* [記事]:
☆ ☆ ☆ ☆ ☆
しかし、このアウトラップで関口選手にアクシデントが襲い掛かる。ダンロップコーナーを立ち上がったところで、突然左リヤのホイールが外れ、スピンしてしまったのだ。コースサイドに止まった関口選手の横を、野尻選手が通り過ぎていく。ここまで順調にトップを快走していた関口選手だったが、残念ながら戦列を離れることになった。
このアクシデント発生とほぼ同じタイミングでピットに入っていったのが坪井選手だった。坪井選手がタイヤ交換を済ませ、ピットロード出口に差し掛かったところで、このレース2度目のSC導入を示すボードが掲示される。坪井選手は野尻選手にかわされる寸前のところでコースに復帰。これで坪井選手が逆転でトップに浮上したかに思われた。
しかし、SC導入が示された直後、まだタイヤ交換を済ませていなかった笹原選手がピットイン。1周前に坪井選手がピットに入ったことで、見た目上のトップは笹原選手に変わっていた。TEAMMUGENも素早い作業でタイヤ交換を済ませ、笹原選手をコースへと送り出す。この時、坪井選手はまだホームストレートに差し掛かったところ。笹原選手は坪井選手より前でコースに復帰し、実質の先頭に立って1コーナーへと侵入。SC先導で隊列が整った時には、笹原選手、坪井選手、野尻選手というトップ3に代わっていた。残り周回数が10周のところで2度目のリ・スタート。
トップの笹原選手は背後を脅かされることなくリ・スタートを決めると、そのまま安定したラップタイムで10周を走り切りトップチェッカーを受けた。2位の坪井選手は優勝が見えていただけに悔しい結果となったが、それでも今季初表彰台を獲得。3位の野尻選手は、笹原選手と同じタイミングでピット作業を行った宮田莉朋選手が終盤に猛追してきたが、これを何とかしのいで表彰台の一角を奪取。2台そろって上位フィニッシュしたことで、TEAM MUGENはチームランキングでトップに浮上した。
☆ ☆ ☆ ☆ ☆
* [利用できるデータ]:

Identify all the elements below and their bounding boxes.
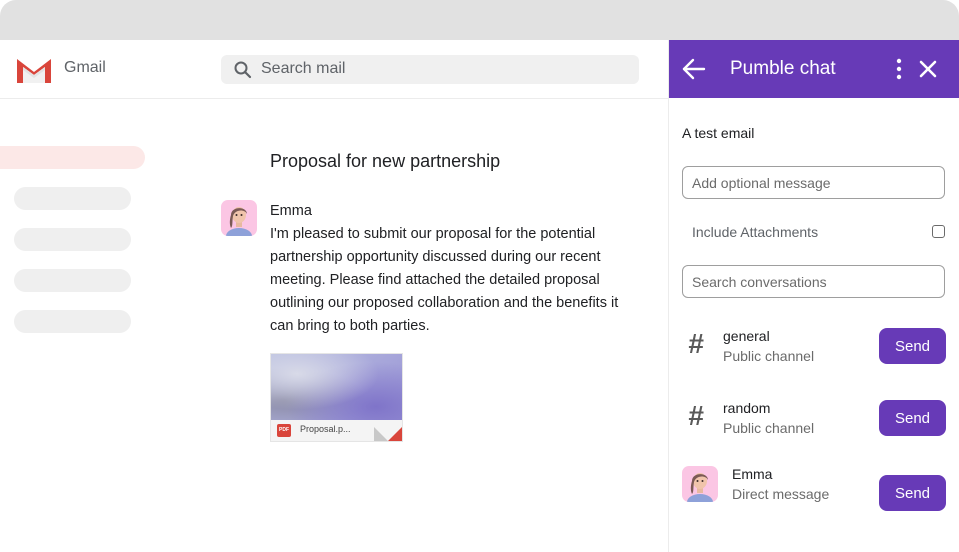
☆ ☆ ☆ ☆ ☆
* [取り組む課題]:
1: 記事によると、2度目のリ・スタートは残り何周のところで行われましたか。
2: 記事の「このアクシデント発生とほぼ同」から「ップに浮上したかに思われた。」までを、一字も変えずに書き写してください。

* [解答]:
1: 残り周回数が10周のところで行われました。

2:
このアクシデント発生とほぼ同じタイミングでピットに入っていったのが坪井選手だった。坪井選手がタイヤ交換を済ませ、ピットロード出口に差し掛かったところで、このレース2度目のSC導入を示すボードが掲示される。坪井選手は野尻選手にかわされる寸前のところでコースに復帰。これで坪井選手が逆転でトップに浮上したかに思われた。